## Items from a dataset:
════════════════════

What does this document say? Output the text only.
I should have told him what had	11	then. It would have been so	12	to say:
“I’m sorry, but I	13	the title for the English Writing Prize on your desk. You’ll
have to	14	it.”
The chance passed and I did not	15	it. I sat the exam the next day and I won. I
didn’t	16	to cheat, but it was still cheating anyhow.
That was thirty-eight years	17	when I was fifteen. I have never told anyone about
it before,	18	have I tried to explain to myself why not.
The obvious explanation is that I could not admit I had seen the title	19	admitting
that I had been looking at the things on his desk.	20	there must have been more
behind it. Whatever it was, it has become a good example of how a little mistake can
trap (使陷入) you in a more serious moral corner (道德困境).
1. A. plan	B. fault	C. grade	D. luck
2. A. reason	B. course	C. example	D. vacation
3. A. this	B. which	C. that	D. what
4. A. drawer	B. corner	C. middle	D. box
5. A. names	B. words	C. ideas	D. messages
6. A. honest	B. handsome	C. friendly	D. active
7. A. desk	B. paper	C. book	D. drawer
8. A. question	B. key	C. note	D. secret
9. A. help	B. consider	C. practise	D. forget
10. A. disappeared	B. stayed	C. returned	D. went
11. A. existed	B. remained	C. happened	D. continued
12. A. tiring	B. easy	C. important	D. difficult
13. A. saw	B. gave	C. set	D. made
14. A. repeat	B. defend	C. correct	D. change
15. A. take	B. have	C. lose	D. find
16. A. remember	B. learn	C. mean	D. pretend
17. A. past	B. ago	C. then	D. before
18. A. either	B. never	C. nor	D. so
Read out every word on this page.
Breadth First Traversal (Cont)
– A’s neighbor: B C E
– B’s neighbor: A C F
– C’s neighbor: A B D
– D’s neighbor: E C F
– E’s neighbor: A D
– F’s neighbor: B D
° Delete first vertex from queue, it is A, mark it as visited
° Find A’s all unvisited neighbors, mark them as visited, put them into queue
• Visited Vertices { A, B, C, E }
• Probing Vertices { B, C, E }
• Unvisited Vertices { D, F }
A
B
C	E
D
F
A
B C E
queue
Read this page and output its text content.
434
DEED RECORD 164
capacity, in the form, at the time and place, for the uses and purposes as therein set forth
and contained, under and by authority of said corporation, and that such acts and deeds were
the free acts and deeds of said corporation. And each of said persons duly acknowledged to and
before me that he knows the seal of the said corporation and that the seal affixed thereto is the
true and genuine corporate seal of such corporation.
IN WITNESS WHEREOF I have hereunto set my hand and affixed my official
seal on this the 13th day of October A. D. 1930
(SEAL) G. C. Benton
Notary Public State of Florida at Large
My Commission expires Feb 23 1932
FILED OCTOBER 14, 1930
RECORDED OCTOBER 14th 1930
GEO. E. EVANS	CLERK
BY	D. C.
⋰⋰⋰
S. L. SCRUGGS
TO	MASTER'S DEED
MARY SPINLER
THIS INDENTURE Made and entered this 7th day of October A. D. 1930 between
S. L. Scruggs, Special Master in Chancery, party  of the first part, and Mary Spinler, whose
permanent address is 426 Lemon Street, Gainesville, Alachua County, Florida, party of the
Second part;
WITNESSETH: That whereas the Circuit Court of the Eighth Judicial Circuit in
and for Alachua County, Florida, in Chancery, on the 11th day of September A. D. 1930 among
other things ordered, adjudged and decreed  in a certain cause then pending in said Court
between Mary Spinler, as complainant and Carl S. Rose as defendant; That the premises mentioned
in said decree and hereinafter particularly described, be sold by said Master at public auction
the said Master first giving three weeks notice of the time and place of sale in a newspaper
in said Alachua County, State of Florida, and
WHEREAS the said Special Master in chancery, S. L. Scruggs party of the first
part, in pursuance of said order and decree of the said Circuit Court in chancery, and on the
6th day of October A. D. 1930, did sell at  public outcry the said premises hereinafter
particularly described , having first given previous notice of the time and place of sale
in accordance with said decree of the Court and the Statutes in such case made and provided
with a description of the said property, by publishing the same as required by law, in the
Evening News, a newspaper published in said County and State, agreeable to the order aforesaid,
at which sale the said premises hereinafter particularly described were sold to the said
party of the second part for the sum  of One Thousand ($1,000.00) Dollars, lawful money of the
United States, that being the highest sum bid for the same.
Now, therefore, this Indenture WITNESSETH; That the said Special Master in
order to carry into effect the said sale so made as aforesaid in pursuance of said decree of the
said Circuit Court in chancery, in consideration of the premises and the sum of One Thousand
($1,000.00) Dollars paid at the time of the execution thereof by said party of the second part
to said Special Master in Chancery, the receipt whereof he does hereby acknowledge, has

════════════════════

## What is expected:
Where a line of the data holds "have", show that line.

## Result of the task:
I should have told him what had	11	then. It would have been so	12	to say:
have to	14	it.”
That was thirty-eight years	17	when I was fifteen. I have never told anyone about
it before,	18	have I tried to explain to myself why not.
that I had been looking at the things on his desk.	20	there must have been more
15. A. take	B. have	C. lose	D. find
IN WITNESS WHEREOF I have hereunto set my hand and affixed my official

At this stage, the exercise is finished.